* _Objective_: Check each line of the listing below for the word "TUCUMAN" and say how many lines have it. Nothing else should be written.

----------------------------------------

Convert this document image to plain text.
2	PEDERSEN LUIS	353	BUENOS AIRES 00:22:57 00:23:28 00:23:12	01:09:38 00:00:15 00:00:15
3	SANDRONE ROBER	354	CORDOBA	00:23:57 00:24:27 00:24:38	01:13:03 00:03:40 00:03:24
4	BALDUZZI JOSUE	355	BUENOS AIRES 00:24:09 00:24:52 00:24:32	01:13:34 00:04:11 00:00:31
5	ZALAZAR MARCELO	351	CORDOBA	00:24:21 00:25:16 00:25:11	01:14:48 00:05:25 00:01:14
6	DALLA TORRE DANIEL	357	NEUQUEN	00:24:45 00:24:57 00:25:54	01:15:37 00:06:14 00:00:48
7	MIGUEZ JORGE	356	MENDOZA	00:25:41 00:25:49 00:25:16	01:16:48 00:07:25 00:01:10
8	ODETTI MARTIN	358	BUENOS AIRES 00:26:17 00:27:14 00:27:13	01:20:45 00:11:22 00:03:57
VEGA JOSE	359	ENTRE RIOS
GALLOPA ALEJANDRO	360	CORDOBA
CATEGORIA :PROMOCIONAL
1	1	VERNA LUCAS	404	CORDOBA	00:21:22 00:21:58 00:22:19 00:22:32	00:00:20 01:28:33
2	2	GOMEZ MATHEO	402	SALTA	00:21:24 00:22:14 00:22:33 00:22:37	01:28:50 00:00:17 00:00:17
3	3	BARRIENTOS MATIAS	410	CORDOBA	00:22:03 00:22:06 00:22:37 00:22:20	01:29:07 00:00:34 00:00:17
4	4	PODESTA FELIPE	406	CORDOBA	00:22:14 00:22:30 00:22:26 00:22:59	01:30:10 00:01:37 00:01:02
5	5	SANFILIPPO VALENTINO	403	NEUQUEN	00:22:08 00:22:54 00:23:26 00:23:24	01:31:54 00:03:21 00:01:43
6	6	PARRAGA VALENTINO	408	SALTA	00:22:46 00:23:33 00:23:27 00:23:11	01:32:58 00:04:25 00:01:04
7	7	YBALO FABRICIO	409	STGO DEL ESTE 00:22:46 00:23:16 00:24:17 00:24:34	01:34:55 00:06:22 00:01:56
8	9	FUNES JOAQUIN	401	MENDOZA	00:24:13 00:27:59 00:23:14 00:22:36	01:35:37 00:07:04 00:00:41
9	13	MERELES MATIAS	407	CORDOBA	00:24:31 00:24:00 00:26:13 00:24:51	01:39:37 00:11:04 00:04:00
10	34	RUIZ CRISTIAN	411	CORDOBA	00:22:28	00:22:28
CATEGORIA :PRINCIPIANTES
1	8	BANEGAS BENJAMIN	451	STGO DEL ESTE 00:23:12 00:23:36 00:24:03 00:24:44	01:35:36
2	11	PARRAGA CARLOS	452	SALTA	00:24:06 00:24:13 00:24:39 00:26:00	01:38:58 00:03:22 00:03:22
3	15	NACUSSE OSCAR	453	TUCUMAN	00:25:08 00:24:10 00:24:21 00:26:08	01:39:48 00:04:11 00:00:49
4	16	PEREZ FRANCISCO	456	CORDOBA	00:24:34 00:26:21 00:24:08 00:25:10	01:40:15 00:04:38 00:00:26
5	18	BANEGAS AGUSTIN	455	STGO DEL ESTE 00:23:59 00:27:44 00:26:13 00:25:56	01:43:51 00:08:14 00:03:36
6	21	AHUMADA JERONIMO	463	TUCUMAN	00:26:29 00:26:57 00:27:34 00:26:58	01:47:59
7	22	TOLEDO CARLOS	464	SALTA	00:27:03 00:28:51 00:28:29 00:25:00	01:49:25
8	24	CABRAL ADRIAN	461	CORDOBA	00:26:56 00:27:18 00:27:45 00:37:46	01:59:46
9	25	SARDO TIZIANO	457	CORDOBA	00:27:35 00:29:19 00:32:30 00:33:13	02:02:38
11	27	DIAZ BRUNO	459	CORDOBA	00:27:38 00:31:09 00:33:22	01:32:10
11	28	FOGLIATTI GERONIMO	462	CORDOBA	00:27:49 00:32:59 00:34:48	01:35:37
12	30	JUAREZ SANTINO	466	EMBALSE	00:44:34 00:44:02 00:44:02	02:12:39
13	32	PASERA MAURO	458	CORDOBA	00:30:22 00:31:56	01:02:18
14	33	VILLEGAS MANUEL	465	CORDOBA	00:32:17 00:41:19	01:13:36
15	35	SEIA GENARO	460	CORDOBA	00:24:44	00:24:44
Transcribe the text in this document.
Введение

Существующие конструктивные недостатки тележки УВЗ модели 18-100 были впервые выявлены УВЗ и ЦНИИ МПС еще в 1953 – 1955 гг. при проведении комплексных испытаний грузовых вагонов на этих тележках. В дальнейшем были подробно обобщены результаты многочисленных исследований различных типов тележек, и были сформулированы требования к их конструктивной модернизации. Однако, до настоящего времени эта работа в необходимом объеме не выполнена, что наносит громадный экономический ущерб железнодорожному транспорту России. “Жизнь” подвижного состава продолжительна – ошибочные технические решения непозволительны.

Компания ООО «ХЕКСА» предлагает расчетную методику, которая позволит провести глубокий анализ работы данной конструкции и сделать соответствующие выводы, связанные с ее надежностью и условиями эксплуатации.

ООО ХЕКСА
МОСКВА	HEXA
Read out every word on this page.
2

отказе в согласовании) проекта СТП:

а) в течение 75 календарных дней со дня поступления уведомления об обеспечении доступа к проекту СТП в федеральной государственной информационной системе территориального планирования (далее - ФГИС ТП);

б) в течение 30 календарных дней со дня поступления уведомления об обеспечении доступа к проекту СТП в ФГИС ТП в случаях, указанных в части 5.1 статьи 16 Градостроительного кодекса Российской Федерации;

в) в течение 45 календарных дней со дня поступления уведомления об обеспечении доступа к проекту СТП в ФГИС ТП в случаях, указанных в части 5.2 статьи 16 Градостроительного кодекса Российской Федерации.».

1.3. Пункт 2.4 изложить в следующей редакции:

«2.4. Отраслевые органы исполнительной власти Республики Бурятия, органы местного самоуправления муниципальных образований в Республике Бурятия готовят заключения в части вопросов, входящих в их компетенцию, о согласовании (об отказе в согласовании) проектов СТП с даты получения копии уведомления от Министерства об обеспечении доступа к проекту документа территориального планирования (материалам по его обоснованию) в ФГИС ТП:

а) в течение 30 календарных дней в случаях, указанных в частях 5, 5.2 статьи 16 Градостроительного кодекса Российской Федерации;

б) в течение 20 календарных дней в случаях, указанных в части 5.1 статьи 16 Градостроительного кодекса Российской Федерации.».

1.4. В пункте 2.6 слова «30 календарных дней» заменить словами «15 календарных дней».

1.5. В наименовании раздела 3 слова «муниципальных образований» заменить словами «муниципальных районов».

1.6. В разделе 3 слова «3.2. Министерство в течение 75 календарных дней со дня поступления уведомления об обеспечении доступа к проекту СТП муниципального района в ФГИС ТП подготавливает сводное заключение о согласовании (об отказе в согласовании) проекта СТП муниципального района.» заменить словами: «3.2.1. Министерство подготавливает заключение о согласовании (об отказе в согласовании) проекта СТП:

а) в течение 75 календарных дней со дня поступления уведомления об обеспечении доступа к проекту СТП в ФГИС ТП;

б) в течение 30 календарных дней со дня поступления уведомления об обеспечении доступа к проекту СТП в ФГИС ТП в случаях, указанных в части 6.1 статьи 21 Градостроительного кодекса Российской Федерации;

----------------------------------------

* _Answer to the problem_: 2